▶ [Exercise aim]:
Using the data below, gather each line that includes the word "with".

▶ [Rows]:
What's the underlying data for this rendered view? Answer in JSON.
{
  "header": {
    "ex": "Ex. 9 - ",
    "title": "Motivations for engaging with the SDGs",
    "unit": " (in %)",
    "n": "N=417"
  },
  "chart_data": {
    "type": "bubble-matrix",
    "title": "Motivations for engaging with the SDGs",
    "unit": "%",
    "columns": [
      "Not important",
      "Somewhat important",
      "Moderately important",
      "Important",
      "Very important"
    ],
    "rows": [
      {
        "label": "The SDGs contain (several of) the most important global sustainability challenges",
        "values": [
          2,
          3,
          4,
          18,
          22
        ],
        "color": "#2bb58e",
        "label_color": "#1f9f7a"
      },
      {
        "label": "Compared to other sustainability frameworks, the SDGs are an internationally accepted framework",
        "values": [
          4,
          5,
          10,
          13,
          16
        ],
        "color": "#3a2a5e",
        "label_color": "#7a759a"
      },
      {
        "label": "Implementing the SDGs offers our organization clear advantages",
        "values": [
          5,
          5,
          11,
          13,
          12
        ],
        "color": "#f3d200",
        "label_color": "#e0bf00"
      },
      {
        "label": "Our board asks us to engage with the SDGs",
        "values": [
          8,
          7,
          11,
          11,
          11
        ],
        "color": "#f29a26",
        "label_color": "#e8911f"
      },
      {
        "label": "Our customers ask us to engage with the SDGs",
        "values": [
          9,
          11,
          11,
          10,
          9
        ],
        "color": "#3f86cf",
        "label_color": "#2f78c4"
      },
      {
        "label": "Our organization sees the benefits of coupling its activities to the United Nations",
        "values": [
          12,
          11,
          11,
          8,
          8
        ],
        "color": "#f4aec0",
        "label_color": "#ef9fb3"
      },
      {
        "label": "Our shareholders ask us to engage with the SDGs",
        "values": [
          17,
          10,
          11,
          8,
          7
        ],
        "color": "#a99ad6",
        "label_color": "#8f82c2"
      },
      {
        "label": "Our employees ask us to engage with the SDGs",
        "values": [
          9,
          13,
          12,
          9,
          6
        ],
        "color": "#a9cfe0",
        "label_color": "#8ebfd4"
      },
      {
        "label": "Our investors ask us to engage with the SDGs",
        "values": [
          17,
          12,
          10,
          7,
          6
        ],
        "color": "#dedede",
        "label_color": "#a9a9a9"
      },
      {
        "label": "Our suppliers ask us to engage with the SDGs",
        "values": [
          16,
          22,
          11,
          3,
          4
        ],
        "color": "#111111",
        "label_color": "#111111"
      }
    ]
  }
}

▶ [Completed task]:
    "title": "Motivations for engaging with the SDGs",
    "title": "Motivations for engaging with the SDGs",
        "label": "Our board asks us to engage with the SDGs",
        "label": "Our customers ask us to engage with the SDGs",
        "label": "Our shareholders ask us to engage with the SDGs",
        "label": "Our employees ask us to engage with the SDGs",
        "label": "Our investors ask us to engage with the SDGs",
        "label": "Our suppliers ask us to engage with the SDGs",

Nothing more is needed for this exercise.